[Stored data]
....
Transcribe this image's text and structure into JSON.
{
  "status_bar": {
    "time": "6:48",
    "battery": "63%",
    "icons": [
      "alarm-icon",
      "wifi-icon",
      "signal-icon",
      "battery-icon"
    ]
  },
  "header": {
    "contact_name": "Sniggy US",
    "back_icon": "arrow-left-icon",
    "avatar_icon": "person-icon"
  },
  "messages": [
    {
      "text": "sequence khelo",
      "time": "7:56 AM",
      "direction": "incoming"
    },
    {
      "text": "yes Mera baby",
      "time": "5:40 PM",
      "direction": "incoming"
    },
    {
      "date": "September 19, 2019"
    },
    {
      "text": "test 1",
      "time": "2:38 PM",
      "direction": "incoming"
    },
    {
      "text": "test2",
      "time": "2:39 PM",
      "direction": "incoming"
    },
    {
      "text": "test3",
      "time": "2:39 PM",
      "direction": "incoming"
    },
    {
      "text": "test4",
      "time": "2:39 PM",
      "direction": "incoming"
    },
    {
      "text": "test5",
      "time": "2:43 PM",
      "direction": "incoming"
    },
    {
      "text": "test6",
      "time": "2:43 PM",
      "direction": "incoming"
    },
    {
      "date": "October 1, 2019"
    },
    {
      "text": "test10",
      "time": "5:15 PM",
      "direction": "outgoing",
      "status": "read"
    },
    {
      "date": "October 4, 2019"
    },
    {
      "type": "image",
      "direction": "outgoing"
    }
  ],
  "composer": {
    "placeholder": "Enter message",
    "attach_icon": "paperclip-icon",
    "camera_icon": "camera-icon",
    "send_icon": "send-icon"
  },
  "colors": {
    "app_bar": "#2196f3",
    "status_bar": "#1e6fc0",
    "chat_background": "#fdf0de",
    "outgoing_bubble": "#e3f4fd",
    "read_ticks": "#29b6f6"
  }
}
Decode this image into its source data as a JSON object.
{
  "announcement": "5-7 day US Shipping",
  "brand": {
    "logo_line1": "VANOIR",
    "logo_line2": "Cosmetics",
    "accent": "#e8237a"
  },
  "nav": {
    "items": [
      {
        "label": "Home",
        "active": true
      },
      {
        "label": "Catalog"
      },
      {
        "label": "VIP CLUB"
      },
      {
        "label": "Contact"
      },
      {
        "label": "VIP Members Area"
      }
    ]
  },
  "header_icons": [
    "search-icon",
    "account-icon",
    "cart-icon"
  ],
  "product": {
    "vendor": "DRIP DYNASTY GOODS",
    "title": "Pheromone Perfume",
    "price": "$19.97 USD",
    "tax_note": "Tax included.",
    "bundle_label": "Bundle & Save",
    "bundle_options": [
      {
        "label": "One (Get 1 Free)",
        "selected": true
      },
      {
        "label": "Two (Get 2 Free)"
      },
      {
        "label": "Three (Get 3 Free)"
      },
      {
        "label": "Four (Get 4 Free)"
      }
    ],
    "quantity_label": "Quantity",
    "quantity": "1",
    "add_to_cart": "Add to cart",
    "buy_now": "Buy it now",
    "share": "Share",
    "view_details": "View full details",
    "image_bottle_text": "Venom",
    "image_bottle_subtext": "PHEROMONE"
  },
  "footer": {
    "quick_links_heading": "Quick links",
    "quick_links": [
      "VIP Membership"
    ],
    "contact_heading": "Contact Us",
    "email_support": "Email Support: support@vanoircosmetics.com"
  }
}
....
• [Requirements]:
From the listing above, extract all records word for word.

• [Solution for this exercise]:
Transcribe this image's text and structure into JSON.
{
  "status_bar": {
    "time": "6:48",
    "battery": "63%",
    "icons": [
      "alarm-icon",
      "wifi-icon",
      "signal-icon",
      "battery-icon"
    ]
  },
  "header": {
    "contact_name": "Sniggy US",
    "back_icon": "arrow-left-icon",
    "avatar_icon": "person-icon"
  },
  "messages": [
    {
      "text": "sequence khelo",
      "time": "7:56 AM",
      "direction": "incoming"
    },
    {
      "text": "yes Mera baby",
      "time": "5:40 PM",
      "direction": "incoming"
    },
    {
      "date": "September 19, 2019"
    },
    {
      "text": "test 1",
      "time": "2:38 PM",
      "direction": "incoming"
    },
    {
      "text": "test2",
      "time": "2:39 PM",
      "direction": "incoming"
    },
    {
      "text": "test3",
      "time": "2:39 PM",
      "direction": "incoming"
    },
    {
      "text": "test4",
      "time": "2:39 PM",
      "direction": "incoming"
    },
    {
      "text": "test5",
      "time": "2:43 PM",
      "direction": "incoming"
    },
    {
      "text": "test6",
      "time": "2:43 PM",
      "direction": "incoming"
    },
    {
      "date": "October 1, 2019"
    },
    {
      "text": "test10",
      "time": "5:15 PM",
      "direction": "outgoing",
      "status": "read"
    },
    {
      "date": "October 4, 2019"
    },
    {
      "type": "image",
      "direction": "outgoing"
    }
  ],
  "composer": {
    "placeholder": "Enter message",
    "attach_icon": "paperclip-icon",
    "camera_icon": "camera-icon",
    "send_icon": "send-icon"
  },
  "colors": {
    "app_bar": "#2196f3",
    "status_bar": "#1e6fc0",
    "chat_background": "#fdf0de",
    "outgoing_bubble": "#e3f4fd",
    "read_ticks": "#29b6f6"
  }
}
Decode this image into its source data as a JSON object.
{
  "announcement": "5-7 day US Shipping",
  "brand": {
    "logo_line1": "VANOIR",
    "logo_line2": "Cosmetics",
    "accent": "#e8237a"
  },
  "nav": {
    "items": [
      {
        "label": "Home",
        "active": true
      },
      {
        "label": "Catalog"
      },
      {
        "label": "VIP CLUB"
      },
      {
        "label": "Contact"
      },
      {
        "label": "VIP Members Area"
      }
    ]
  },
  "header_icons": [
    "search-icon",
    "account-icon",
    "cart-icon"
  ],
  "product": {
    "vendor": "DRIP DYNASTY GOODS",
    "title": "Pheromone Perfume",
    "price": "$19.97 USD",
    "tax_note": "Tax included.",
    "bundle_label": "Bundle & Save",
    "bundle_options": [
      {
        "label": "One (Get 1 Free)",
        "selected": true
      },
      {
        "label": "Two (Get 2 Free)"
      },
      {
        "label": "Three (Get 3 Free)"
      },
      {
        "label": "Four (Get 4 Free)"
      }
    ],
    "quantity_label": "Quantity",
    "quantity": "1",
    "add_to_cart": "Add to cart",
    "buy_now": "Buy it now",
    "share": "Share",
    "view_details": "View full details",
    "image_bottle_text": "Venom",
    "image_bottle_subtext": "PHEROMONE"
  },
  "footer": {
    "quick_links_heading": "Quick links",
    "quick_links": [
      "VIP Membership"
    ],
    "contact_heading": "Contact Us",
    "email_support": "Email Support: support@vanoircosmetics.com"
  }
}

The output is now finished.